§ Task statement
In the data below, copy out every line from the one containing "wind-direction-bar [247, 632, 254, 658]" up to and including the one containing "cloud-bar-niski [467, 752, 474, 763]", without changing anything in them.

• • • •

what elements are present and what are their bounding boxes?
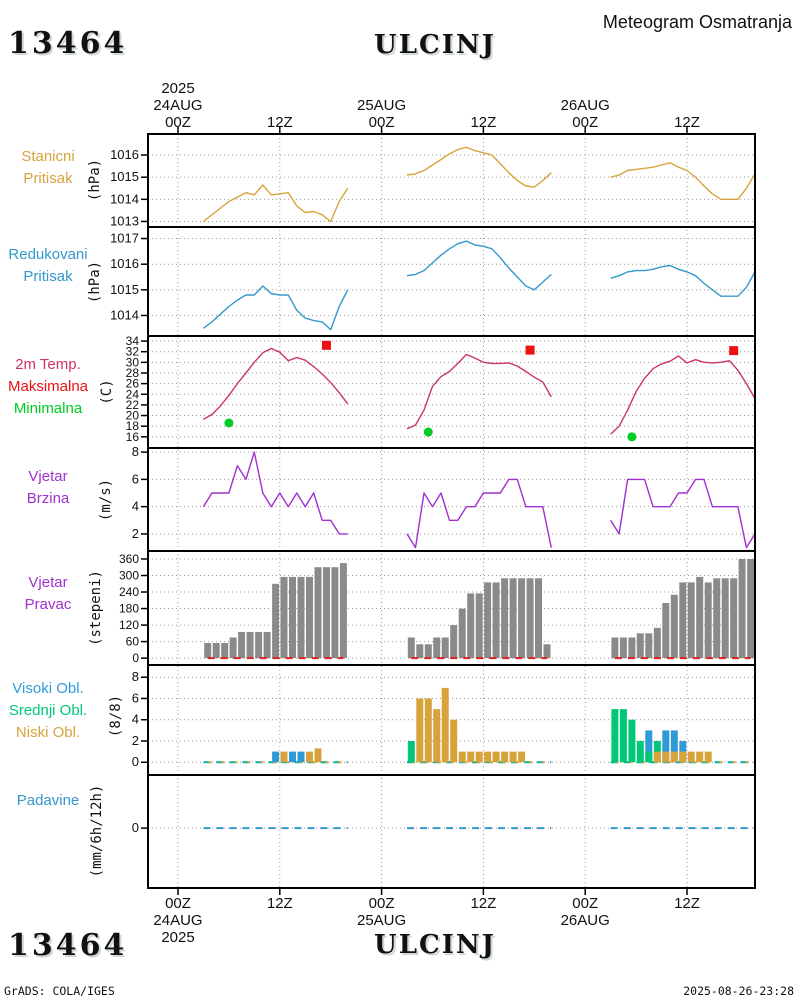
wind-direction-bar [247, 632, 254, 658]
vjetar-brzina-line [611, 479, 755, 547]
date-label-bottom: 25AUG [356, 912, 407, 929]
wind-direction-bar [628, 638, 635, 659]
cloud-bar-niski [679, 752, 686, 763]
wind-direction-bar [713, 578, 720, 658]
y-tick-label: 4 [131, 498, 139, 514]
y-tick-label: 1016 [110, 147, 139, 163]
wind-direction-bar [739, 559, 746, 658]
date-label-top: 24AUG [153, 97, 203, 114]
year-label-top: 2025 [161, 80, 195, 97]
unit-label-octas: (8/8) [108, 694, 124, 738]
cloud-bar-srednji [628, 720, 635, 763]
cloud-bar-niski [467, 752, 474, 763]
y-tick-label: 120 [118, 618, 139, 633]
cloud-bar-niski [654, 752, 661, 763]
panel-frame [148, 775, 755, 888]
wind-direction-bar [535, 578, 542, 658]
cloud-bar-niski [705, 752, 712, 763]
wind-direction-bar [637, 633, 644, 658]
y-tick-label: 16 [125, 429, 139, 444]
y-tick-label: 18 [125, 419, 139, 434]
y-tick-label: 240 [118, 585, 139, 600]
label-line: Vjetar [28, 468, 68, 485]
y-tick-label: 1017 [110, 230, 139, 246]
label-line: Pritisak [23, 170, 73, 187]
wind-direction-bar [213, 643, 220, 658]
label-line: Pravac [24, 596, 72, 613]
max-temp-marker [322, 341, 331, 350]
wind-direction-bar [315, 567, 322, 658]
label-line: Stanicni [21, 148, 75, 165]
y-tick-label: 1015 [110, 281, 139, 297]
y-tick-label: 2 [131, 732, 139, 748]
y-tick-label: 6 [131, 690, 139, 706]
cloud-bar-niski [459, 752, 466, 763]
y-tick-label: 28 [125, 365, 139, 380]
date-label-bottom: 26AUG [560, 912, 610, 929]
label-line: Visoki Obl. [12, 680, 84, 697]
label-line: Brzina [26, 490, 70, 507]
max-temp-marker [526, 346, 535, 355]
stanicni-pritisak-line [407, 147, 551, 187]
wind-direction-bar [722, 578, 729, 658]
unit-label-mm: (mm/6h/12h) [89, 784, 105, 878]
y-tick-label: 22 [125, 397, 139, 412]
label-line: Srednji Obl. [8, 702, 88, 719]
cloud-bar-niski [518, 752, 525, 763]
panel-label-padavine [0, 790, 96, 812]
y-tick-label: 30 [125, 355, 139, 370]
cloud-bar-srednji [637, 741, 644, 762]
wind-direction-bar [747, 559, 754, 658]
label-line: Minimalna [13, 400, 83, 417]
redukovani-pritisak-line [203, 286, 347, 330]
label-line: Maksimalna [7, 378, 89, 395]
page-subtitle: Meteogram Osmatranja [602, 12, 792, 32]
wind-direction-bar [527, 578, 534, 658]
wind-direction-bar [484, 582, 491, 658]
cloud-bar-niski [476, 752, 483, 763]
cloud-bar-srednji [611, 709, 618, 762]
panel-frame [148, 134, 755, 227]
cloud-bar-niski [306, 752, 313, 763]
unit-label-ms: (m/s) [98, 478, 114, 522]
wind-direction-bar [611, 638, 618, 659]
panel-frame [148, 227, 755, 336]
panel-vjetar-brzina [132, 444, 755, 551]
cloud-bar-niski [433, 709, 440, 762]
y-tick-label: 180 [118, 601, 139, 616]
label-line: Niski Obl. [15, 724, 81, 741]
cloud-bar-visoki [272, 752, 279, 763]
wind-direction-bar [518, 578, 525, 658]
wind-direction-bar [442, 638, 449, 659]
panel-temperatura-2m [126, 334, 755, 448]
min-temp-marker [224, 418, 233, 427]
wind-direction-bar [671, 595, 678, 658]
time-tick-label-top: 12Z [674, 114, 700, 131]
wind-direction-bar [289, 577, 296, 658]
wind-direction-bar [221, 643, 228, 658]
time-tick-label-top: 00Z [572, 114, 599, 131]
cloud-bar-niski [484, 752, 491, 763]
unit-label-hpa-reduced: (hPa) [87, 260, 103, 304]
cloud-bar-visoki [289, 752, 296, 763]
y-tick-label: 20 [125, 408, 139, 423]
cloud-bar-niski [442, 688, 449, 762]
wind-direction-bar [493, 582, 500, 658]
panel-redukovani-pritisak [110, 227, 755, 336]
label-line: Redukovani [8, 246, 88, 263]
cloud-bar-niski [688, 752, 695, 763]
wind-direction-bar [408, 638, 415, 659]
time-tick-label-top: 12Z [266, 114, 293, 131]
wind-direction-bar [679, 582, 686, 658]
y-tick-label: 300 [118, 568, 139, 583]
wind-direction-bar [688, 582, 695, 658]
y-tick-label: 1016 [110, 256, 139, 272]
cloud-bar-niski [416, 699, 423, 763]
cloud-bar-srednji [408, 741, 415, 762]
y-tick-label: 1013 [110, 213, 139, 229]
wind-direction-bar [230, 638, 237, 659]
wind-direction-bar [255, 632, 262, 658]
wind-direction-bar [459, 609, 466, 659]
cloud-bar-niski [671, 752, 678, 763]
y-tick-label: 8 [131, 669, 139, 685]
cloud-bar-srednji [620, 709, 627, 762]
stanicni-pritisak-line [611, 163, 755, 200]
unit-label-celsius: (C) [99, 379, 115, 405]
wind-direction-bar [340, 563, 347, 658]
time-tick-label-bottom: 12Z [674, 895, 700, 912]
date-label-top: 25AUG [356, 97, 407, 114]
unit-label-hpa-station: (hPa) [87, 158, 103, 202]
min-temp-marker [627, 432, 636, 441]
panel-label-vjetar-pravac [0, 572, 96, 616]
wind-direction-bar [620, 638, 627, 659]
time-tick-label-top: 00Z [165, 114, 191, 131]
time-tick-label-bottom: 00Z [572, 895, 599, 912]
wind-direction-bar [425, 644, 432, 658]
panel-label-vjetar-brzina [0, 466, 96, 510]
time-tick-label-top: 12Z [470, 114, 497, 131]
wind-direction-bar [645, 633, 652, 658]
wind-direction-bar [705, 582, 712, 658]
wind-direction-bar [450, 625, 457, 658]
y-tick-label: 60 [125, 634, 139, 649]
wind-direction-bar [238, 632, 245, 658]
panel-oblacnost [132, 665, 755, 775]
wind-direction-bar [662, 603, 669, 658]
wind-direction-bar [654, 628, 661, 658]
wind-direction-bar [264, 632, 271, 658]
date-label-bottom: 24AUG [153, 912, 203, 929]
cloud-bar-niski [450, 720, 457, 763]
wind-direction-bar [501, 578, 508, 658]
y-tick-label: 8 [131, 444, 139, 460]
y-tick-label: 1015 [110, 169, 139, 185]
y-tick-label: 24 [125, 387, 139, 402]
wind-direction-bar [298, 577, 305, 658]
cloud-bar-niski [662, 752, 669, 763]
y-tick-label: 2 [131, 525, 139, 541]
year-label-bottom: 2025 [161, 929, 195, 946]
min-temp-marker [424, 428, 433, 437]
wind-direction-bar [306, 577, 313, 658]
temperatura-2m-line [203, 349, 347, 420]
cloud-bar-niski [425, 699, 432, 763]
y-tick-label: 4 [131, 711, 139, 727]
y-tick-label: 1014 [110, 307, 139, 323]
time-tick-label-top: 00Z [368, 114, 395, 131]
temperatura-2m-line [407, 354, 551, 428]
station-id-bottom: 13464 [8, 928, 128, 963]
wind-direction-bar [281, 577, 288, 658]
wind-direction-bar [544, 644, 551, 658]
redukovani-pritisak-line [611, 266, 755, 297]
wind-direction-bar [476, 593, 483, 658]
cloud-bar-niski [493, 752, 500, 763]
cloud-bar-visoki [298, 752, 305, 763]
wind-direction-bar [433, 638, 440, 659]
panel-label-stanicni-pritisak [0, 146, 96, 190]
unit-label-stepeni: (stepeni) [88, 570, 104, 646]
wind-direction-bar [696, 577, 703, 658]
y-tick-label: 0 [131, 754, 139, 770]
cloud-bar-niski [315, 748, 322, 762]
vjetar-brzina-line [407, 479, 551, 547]
redukovani-pritisak-line [407, 241, 551, 290]
panel-vjetar-pravac [119, 551, 755, 665]
vjetar-brzina-line [203, 452, 347, 534]
time-axis [153, 80, 700, 946]
label-line: 2m Temp. [15, 356, 81, 373]
panel-stanicni-pritisak [110, 134, 755, 228]
y-tick-label: 0 [132, 651, 139, 666]
y-tick-label: 34 [125, 334, 139, 349]
label-line: Padavine [16, 792, 80, 809]
time-tick-label-bottom: 12Z [266, 895, 293, 912]
panel-frame [148, 448, 755, 551]
y-tick-label: 26 [125, 376, 139, 391]
cloud-bar-srednji [645, 752, 652, 763]
cloud-bar-niski [501, 752, 508, 763]
date-label-top: 26AUG [560, 97, 610, 114]
label-line: Pritisak [23, 268, 73, 285]
time-tick-label-bottom: 00Z [368, 895, 395, 912]
y-tick-label: 32 [125, 344, 139, 359]
label-line: Vjetar [28, 574, 68, 591]
panel-label-redukovani-pritisak [0, 244, 96, 288]
wind-direction-bar [416, 644, 423, 658]
time-tick-label-bottom: 12Z [470, 895, 497, 912]
page-title-bottom: ULCINJ [374, 930, 496, 960]
cloud-bar-niski [281, 752, 288, 763]
y-tick-label: 360 [118, 551, 139, 566]
y-tick-label: 0 [131, 820, 139, 836]
wind-direction-bar [323, 567, 330, 658]
y-tick-label: 6 [131, 471, 139, 487]
panel-label-oblacnost [0, 678, 96, 744]
panel-label-temperatura [0, 354, 96, 420]
wind-direction-bar [510, 578, 517, 658]
y-tick-label: 1014 [110, 191, 139, 207]
timestamp-text: 2025-08-26-23:28 [683, 984, 794, 998]
wind-direction-bar [467, 593, 474, 658]
panel-frame [148, 336, 755, 448]
page-title-top: ULCINJ [374, 30, 496, 60]
credit-text: GrADS: COLA/IGES [4, 984, 115, 998]
wind-direction-bar [204, 643, 211, 658]
panel-padavine [132, 775, 755, 888]
cloud-bar-niski [696, 752, 703, 763]
temperatura-2m-line [611, 356, 755, 434]
wind-direction-bar [730, 578, 737, 658]
stanicni-pritisak-line [203, 185, 347, 222]
time-tick-label-bottom: 00Z [165, 895, 191, 912]
wind-direction-bar [331, 567, 338, 658]
max-temp-marker [729, 346, 738, 355]
wind-direction-bar [272, 584, 279, 658]
cloud-bar-niski [510, 752, 517, 763]
station-id-top: 13464 [8, 26, 128, 61]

• • • •

§ Result for this exercise
wind-direction-bar [247, 632, 254, 658]
vjetar-brzina-line [611, 479, 755, 547]
date-label-bottom: 25AUG [356, 912, 407, 929]
wind-direction-bar [628, 638, 635, 659]
cloud-bar-niski [679, 752, 686, 763]
wind-direction-bar [713, 578, 720, 658]
y-tick-label: 4 [131, 498, 139, 514]
y-tick-label: 1016 [110, 147, 139, 163]
wind-direction-bar [739, 559, 746, 658]
date-label-top: 24AUG [153, 97, 203, 114]
year-label-top: 2025 [161, 80, 195, 97]
unit-label-octas: (8/8) [108, 694, 124, 738]
cloud-bar-srednji [628, 720, 635, 763]
cloud-bar-niski [467, 752, 474, 763]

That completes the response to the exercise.